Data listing
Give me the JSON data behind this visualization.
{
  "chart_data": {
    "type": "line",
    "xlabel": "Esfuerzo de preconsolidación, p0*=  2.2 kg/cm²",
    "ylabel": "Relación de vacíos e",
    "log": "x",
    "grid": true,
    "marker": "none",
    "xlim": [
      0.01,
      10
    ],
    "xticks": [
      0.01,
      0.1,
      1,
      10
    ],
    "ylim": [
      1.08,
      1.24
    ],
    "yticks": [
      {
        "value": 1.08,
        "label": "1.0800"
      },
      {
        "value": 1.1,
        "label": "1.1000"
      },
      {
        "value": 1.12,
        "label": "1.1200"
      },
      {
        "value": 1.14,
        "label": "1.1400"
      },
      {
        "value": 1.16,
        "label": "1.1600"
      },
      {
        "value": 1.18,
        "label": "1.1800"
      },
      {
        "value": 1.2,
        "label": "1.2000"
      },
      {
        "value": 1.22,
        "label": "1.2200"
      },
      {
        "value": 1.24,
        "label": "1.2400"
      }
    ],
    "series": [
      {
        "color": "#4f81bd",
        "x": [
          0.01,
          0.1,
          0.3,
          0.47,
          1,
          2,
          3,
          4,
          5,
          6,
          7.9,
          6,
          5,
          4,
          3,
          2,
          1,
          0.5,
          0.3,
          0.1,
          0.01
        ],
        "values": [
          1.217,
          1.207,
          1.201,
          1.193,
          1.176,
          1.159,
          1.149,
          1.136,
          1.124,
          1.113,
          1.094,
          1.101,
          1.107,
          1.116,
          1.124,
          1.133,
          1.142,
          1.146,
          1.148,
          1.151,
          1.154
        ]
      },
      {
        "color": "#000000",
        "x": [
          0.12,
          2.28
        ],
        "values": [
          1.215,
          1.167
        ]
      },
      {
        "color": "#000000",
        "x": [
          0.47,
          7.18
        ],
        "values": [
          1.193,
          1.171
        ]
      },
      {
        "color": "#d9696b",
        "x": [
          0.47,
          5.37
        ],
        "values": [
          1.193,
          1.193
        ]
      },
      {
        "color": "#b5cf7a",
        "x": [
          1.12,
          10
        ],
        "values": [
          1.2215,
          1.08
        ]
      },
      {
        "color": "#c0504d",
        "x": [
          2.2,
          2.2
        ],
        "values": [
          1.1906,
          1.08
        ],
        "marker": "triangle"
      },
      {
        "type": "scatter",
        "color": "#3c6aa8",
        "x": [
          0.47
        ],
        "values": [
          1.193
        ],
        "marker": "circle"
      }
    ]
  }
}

### Short task:
Among the entries above, how many lines hold the word "color"? Reply with only that number.

### Solution to the exercise:
7